Task requirements
Look through the lines of the material and count those containing "them". Give that count alone.

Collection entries
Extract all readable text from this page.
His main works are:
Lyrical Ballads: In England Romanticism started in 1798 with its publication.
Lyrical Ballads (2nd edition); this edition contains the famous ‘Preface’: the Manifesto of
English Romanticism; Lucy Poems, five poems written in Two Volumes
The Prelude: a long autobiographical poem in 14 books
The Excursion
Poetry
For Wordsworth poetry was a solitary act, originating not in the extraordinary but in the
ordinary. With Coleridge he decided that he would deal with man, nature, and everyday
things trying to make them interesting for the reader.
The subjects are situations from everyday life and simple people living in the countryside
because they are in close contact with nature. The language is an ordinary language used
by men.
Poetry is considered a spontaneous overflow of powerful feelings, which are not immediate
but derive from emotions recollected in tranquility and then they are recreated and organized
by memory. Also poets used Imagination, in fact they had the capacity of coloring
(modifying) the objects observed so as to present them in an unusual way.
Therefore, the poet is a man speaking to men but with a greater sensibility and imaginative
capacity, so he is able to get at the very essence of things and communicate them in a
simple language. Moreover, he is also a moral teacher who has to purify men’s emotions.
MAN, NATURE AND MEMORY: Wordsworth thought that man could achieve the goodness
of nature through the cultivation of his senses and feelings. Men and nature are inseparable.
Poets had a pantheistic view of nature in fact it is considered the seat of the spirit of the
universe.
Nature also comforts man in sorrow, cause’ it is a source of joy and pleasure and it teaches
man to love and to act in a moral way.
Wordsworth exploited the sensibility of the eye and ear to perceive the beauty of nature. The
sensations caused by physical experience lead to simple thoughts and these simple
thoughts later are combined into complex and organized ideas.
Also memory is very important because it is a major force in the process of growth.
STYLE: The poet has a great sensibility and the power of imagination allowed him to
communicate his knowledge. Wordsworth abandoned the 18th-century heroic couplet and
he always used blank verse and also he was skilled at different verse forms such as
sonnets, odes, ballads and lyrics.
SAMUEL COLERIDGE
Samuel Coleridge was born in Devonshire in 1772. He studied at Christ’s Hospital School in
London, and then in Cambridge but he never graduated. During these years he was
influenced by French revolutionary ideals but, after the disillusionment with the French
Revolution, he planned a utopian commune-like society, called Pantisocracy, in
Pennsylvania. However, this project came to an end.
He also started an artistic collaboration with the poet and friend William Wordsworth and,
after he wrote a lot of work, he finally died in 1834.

Problem solution
3